• **Given task**:
Pull every line holding the string "many" from the records below.
[START Provided information]
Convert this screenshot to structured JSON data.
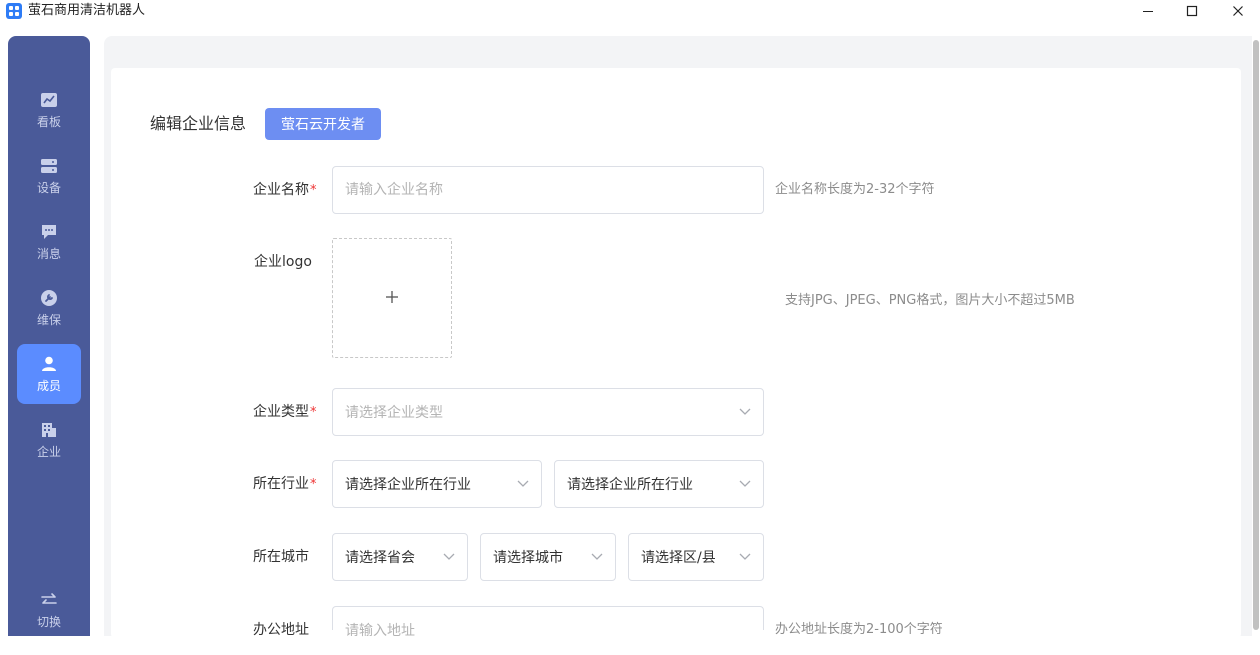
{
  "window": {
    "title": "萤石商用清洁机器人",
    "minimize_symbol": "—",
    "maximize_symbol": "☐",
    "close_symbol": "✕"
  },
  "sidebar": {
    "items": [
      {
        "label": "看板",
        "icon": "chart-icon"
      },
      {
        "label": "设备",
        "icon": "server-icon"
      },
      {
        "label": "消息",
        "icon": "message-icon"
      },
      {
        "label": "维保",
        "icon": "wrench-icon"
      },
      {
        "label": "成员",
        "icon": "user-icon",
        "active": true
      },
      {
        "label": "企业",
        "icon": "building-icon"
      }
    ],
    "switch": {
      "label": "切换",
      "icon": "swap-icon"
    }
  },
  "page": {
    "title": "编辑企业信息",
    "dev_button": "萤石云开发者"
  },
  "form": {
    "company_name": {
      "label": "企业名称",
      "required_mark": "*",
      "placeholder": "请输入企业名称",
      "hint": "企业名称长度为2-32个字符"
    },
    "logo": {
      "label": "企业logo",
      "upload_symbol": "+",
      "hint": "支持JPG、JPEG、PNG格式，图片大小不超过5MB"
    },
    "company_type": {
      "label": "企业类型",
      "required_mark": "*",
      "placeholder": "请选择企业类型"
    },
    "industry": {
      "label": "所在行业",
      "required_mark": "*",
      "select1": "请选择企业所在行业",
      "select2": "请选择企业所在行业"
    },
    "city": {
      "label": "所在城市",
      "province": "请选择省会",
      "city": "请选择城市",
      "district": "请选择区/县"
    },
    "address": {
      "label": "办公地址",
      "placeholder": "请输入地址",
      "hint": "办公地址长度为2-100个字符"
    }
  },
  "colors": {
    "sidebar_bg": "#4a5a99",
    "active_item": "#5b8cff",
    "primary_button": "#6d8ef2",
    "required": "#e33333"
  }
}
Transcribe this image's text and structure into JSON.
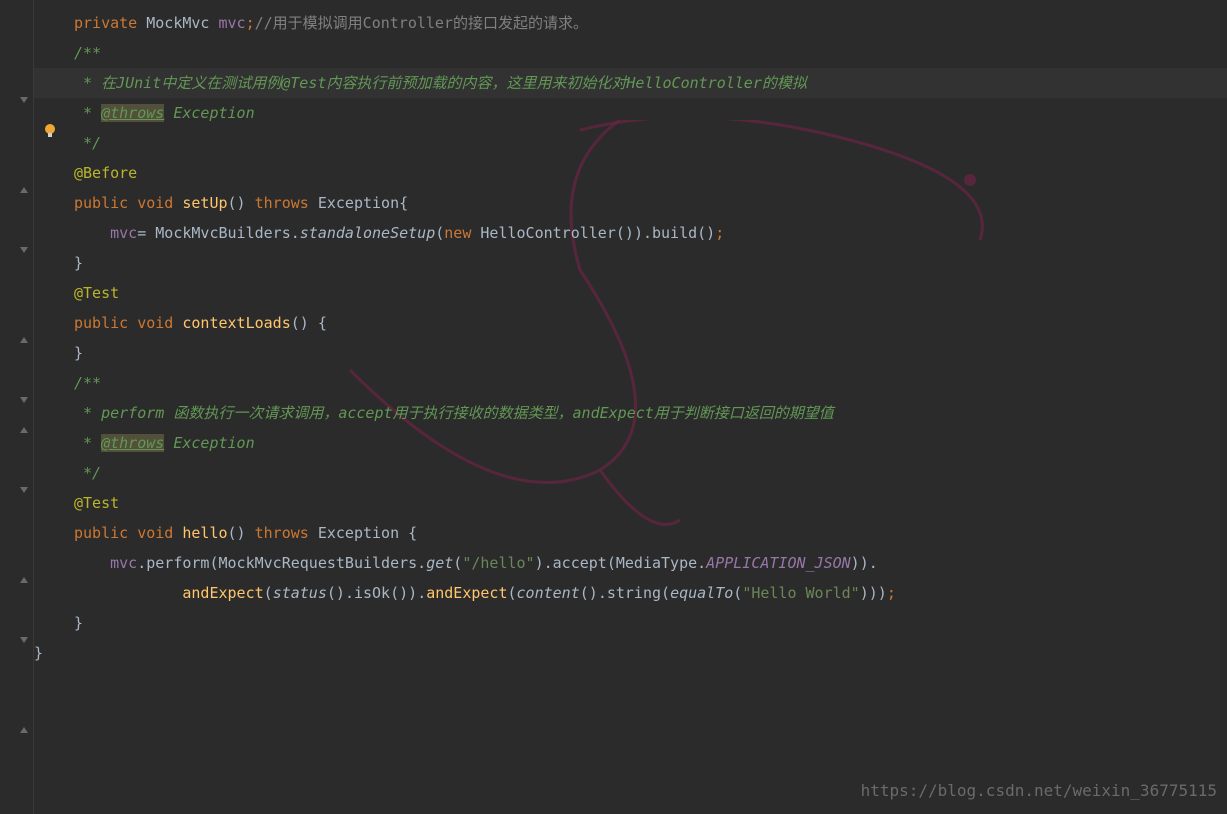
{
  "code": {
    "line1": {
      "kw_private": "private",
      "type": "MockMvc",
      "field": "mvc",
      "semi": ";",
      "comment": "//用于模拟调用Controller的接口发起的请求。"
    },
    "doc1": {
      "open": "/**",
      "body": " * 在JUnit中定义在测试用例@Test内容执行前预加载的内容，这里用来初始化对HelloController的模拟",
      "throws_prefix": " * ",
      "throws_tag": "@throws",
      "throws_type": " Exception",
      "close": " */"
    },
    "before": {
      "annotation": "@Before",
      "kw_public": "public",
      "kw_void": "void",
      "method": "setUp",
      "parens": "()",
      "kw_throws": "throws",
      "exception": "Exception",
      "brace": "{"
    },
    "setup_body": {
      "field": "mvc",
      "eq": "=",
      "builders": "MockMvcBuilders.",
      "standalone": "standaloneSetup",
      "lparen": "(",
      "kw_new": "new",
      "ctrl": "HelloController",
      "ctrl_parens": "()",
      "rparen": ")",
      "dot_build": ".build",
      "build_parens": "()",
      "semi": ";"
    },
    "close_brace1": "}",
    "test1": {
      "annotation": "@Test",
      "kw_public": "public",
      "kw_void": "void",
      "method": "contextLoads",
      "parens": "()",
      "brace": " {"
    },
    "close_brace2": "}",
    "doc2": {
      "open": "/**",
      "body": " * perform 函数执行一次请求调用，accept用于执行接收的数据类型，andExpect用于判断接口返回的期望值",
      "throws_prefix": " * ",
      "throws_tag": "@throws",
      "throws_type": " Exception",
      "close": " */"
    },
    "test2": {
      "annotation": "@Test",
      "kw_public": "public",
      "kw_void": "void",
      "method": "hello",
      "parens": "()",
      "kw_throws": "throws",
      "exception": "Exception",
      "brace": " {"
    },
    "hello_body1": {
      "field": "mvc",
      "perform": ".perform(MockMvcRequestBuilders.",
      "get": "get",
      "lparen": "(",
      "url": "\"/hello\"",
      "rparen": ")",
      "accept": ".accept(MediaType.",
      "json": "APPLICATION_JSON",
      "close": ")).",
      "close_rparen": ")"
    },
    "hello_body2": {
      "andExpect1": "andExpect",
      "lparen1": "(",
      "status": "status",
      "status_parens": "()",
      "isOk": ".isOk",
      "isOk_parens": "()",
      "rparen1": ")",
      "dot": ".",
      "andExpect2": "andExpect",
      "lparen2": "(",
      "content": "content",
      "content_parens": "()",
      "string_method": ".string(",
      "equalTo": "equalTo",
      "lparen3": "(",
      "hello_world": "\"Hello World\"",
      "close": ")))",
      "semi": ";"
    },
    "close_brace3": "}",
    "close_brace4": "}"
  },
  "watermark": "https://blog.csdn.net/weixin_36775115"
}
[END Provided information]
[START Provided information]
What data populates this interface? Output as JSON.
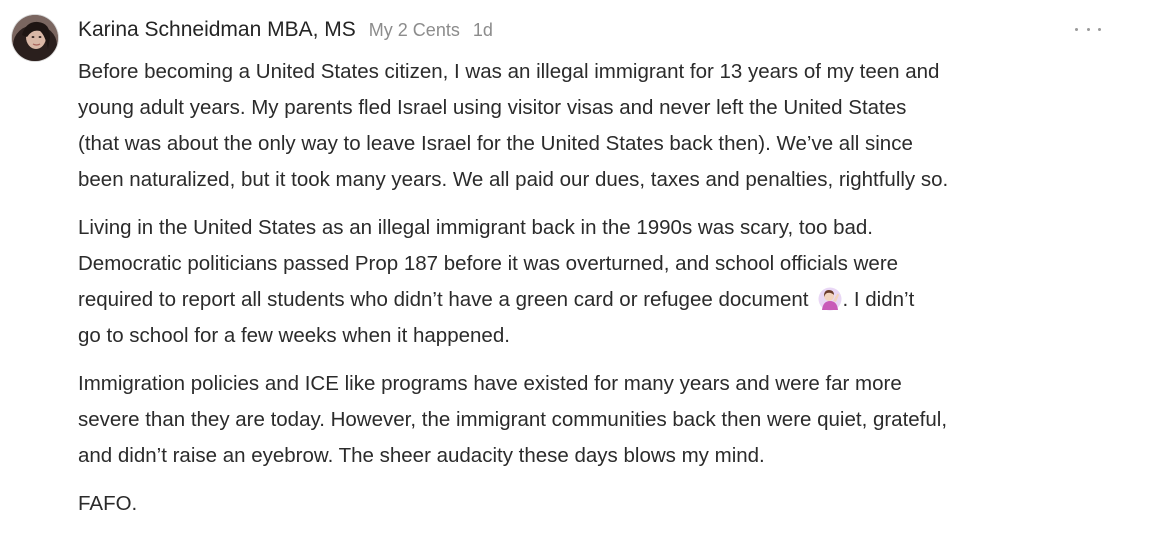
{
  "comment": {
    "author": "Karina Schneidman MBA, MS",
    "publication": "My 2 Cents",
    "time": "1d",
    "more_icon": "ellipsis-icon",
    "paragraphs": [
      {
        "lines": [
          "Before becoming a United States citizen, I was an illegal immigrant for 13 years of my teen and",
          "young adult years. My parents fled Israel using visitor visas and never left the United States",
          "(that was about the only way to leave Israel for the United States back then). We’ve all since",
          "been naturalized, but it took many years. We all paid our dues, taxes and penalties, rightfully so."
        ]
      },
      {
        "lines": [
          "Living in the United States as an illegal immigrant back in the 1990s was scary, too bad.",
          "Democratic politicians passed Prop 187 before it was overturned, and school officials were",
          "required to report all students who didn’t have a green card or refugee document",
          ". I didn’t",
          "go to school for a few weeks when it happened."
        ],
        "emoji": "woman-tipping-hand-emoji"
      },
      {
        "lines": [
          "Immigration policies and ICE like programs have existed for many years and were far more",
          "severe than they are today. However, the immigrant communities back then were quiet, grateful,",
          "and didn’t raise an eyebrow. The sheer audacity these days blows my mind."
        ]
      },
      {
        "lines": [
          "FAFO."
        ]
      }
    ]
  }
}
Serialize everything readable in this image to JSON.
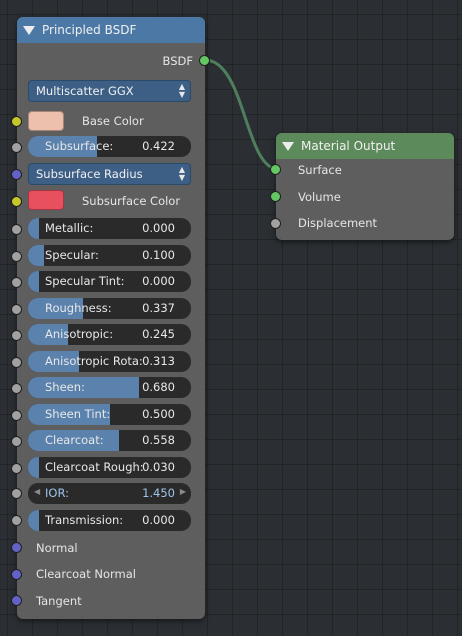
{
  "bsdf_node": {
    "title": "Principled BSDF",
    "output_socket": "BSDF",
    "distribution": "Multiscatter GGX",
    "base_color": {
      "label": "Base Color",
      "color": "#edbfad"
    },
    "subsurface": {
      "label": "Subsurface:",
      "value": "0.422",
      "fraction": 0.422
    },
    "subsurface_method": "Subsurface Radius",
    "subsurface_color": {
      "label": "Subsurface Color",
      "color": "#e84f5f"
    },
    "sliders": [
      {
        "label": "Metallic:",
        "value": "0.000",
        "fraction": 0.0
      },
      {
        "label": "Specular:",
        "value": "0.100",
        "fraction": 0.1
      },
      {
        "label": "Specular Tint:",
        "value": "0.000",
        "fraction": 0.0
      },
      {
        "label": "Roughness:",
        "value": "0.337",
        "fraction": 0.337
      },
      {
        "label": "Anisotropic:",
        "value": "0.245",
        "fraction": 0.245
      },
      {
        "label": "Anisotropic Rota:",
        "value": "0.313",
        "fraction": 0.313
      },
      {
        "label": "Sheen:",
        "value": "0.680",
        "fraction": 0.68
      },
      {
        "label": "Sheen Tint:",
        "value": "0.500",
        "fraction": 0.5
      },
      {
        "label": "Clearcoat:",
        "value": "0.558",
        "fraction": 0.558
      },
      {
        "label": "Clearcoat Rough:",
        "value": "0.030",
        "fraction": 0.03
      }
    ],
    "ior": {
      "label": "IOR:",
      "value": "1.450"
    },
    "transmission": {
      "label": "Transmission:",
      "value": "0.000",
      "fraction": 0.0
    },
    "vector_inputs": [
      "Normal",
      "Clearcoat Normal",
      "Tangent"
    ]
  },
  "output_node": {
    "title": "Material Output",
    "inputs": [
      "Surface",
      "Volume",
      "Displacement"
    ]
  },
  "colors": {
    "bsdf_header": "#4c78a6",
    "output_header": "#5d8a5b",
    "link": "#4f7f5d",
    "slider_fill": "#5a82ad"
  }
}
[END Provided information]
• **Answer to this task**:
          "been naturalized, but it took many years. We all paid our dues, taxes and penalties, rightfully so."
          "Immigration policies and ICE like programs have existed for many years and were far more",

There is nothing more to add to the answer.